Scan the records that follow, and whenever a line has the word "aufgenommen", copy it.
━━ PROVIDED INFORMATION
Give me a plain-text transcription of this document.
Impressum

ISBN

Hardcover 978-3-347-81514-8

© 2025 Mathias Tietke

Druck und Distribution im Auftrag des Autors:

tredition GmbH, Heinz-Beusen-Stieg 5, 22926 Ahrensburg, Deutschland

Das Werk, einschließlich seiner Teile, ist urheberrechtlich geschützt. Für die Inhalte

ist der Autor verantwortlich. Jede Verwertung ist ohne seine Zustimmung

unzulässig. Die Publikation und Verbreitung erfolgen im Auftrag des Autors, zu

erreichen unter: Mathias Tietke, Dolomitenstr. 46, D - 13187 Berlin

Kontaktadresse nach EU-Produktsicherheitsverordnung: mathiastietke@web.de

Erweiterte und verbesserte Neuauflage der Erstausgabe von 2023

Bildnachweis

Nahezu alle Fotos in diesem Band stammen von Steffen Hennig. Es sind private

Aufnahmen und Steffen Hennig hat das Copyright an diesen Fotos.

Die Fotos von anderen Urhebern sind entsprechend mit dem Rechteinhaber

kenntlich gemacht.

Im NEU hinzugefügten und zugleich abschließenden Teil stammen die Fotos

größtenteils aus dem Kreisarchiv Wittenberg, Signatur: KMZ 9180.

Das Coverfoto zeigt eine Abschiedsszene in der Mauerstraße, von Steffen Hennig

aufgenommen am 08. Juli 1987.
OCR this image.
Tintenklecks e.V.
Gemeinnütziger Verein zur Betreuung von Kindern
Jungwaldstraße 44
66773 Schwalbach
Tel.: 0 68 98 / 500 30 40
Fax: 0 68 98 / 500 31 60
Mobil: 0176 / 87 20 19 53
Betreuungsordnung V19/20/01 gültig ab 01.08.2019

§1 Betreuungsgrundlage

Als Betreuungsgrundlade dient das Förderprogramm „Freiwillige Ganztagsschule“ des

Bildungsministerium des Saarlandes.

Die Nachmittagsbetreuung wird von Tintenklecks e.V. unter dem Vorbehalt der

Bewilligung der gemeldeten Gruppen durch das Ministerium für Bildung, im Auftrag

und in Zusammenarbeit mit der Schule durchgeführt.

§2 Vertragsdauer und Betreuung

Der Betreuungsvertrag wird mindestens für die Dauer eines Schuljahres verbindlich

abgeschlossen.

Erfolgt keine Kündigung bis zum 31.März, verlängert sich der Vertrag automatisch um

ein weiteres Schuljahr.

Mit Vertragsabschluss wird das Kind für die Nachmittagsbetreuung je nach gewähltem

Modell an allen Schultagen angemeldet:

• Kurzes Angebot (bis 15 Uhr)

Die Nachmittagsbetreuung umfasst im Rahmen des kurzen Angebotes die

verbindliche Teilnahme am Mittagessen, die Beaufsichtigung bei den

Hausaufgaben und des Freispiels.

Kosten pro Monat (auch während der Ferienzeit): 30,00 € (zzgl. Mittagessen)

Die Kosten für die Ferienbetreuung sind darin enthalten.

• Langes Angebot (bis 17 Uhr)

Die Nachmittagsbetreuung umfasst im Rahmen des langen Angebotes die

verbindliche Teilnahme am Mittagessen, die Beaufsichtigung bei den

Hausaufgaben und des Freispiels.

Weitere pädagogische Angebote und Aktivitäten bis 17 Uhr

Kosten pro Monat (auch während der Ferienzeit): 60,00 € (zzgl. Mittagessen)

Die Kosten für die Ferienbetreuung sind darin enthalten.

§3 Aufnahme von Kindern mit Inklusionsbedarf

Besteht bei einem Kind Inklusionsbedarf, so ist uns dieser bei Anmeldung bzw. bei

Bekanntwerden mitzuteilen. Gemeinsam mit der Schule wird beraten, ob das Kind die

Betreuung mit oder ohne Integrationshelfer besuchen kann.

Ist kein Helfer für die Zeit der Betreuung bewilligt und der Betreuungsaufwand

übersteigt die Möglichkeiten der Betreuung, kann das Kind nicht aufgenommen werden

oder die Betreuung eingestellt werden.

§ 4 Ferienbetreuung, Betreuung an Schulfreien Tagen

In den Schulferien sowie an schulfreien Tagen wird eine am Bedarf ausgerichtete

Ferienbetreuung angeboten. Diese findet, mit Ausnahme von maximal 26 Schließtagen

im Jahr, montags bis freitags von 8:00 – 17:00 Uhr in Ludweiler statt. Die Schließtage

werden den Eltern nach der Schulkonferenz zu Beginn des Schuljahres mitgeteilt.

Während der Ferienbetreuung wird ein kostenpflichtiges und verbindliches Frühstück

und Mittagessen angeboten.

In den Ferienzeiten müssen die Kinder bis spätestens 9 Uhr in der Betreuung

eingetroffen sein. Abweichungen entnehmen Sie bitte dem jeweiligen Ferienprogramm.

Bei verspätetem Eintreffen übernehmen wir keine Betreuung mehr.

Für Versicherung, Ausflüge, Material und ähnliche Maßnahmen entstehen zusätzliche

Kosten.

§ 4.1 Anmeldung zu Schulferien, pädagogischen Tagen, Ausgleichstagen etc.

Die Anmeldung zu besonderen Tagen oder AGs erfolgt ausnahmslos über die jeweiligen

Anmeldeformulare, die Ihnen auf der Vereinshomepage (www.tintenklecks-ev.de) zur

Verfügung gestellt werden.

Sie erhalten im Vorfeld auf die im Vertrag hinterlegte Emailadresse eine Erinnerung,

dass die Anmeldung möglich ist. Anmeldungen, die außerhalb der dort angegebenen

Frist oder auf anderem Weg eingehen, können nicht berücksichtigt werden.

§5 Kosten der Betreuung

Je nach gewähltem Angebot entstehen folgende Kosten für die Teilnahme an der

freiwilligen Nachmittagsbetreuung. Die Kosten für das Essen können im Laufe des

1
━━━━
## EXERCISE RESULT
aufgenommen am 08. Juli 1987.
übersteigt die Möglichkeiten der Betreuung, kann das Kind nicht aufgenommen werden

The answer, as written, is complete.